#### [Aim of the exercise]
Can you pull out each line of the data below that includes the word "white"?

-=-=-=-=-

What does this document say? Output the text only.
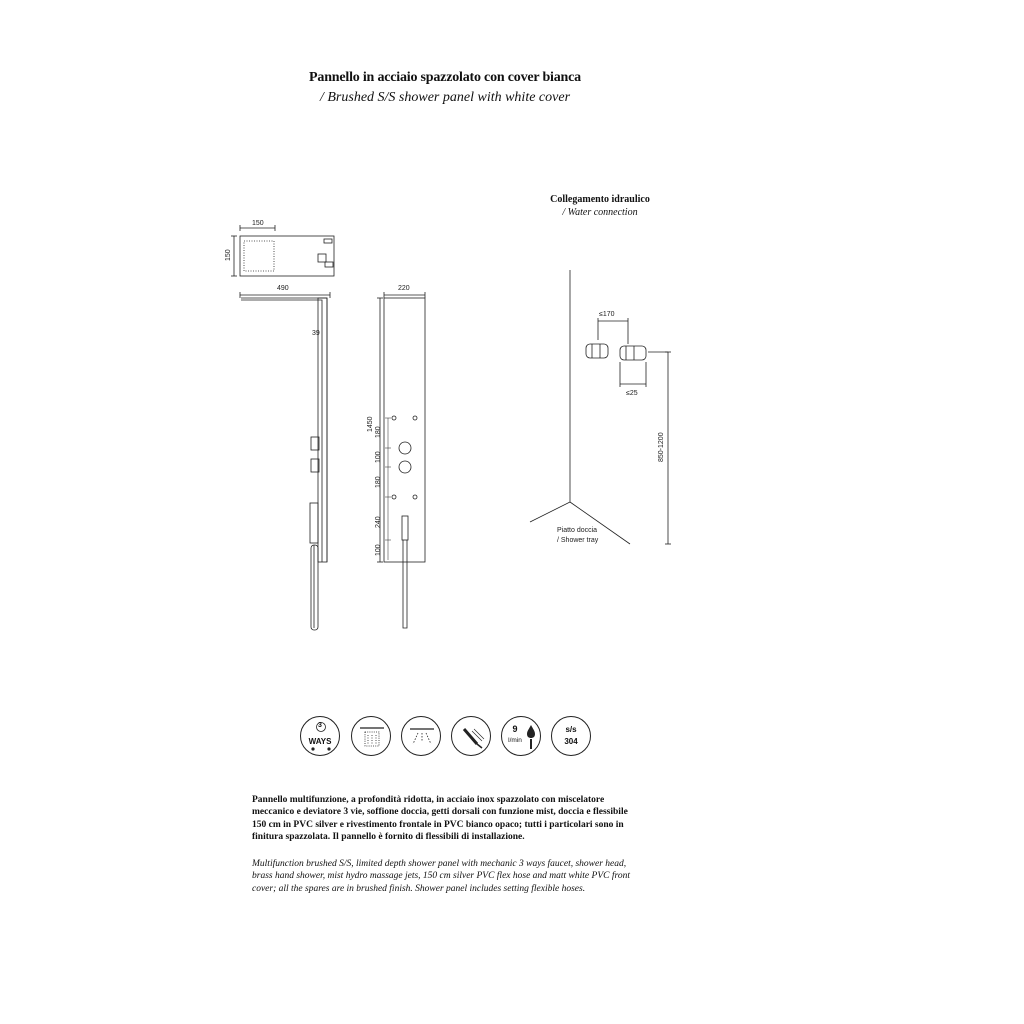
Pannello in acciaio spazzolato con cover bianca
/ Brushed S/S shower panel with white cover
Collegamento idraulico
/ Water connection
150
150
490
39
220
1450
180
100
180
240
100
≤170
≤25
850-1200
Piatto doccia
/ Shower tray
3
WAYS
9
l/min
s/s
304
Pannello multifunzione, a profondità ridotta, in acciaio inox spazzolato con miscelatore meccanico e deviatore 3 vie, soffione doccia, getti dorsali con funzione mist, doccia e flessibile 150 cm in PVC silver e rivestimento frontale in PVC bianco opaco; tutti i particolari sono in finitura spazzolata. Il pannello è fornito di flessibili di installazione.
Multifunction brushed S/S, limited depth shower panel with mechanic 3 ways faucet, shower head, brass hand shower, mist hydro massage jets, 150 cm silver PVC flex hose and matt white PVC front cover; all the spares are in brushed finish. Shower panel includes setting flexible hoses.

-=-=-=-=-

#### [Answer to the task]
/ Brushed S/S shower panel with white cover
Multifunction brushed S/S, limited depth shower panel with mechanic 3 ways faucet, shower head, brass hand shower, mist hydro massage jets, 150 cm silver PVC flex hose and matt white PVC front cover; all the spares are in brushed finish. Shower panel includes setting flexible hoses.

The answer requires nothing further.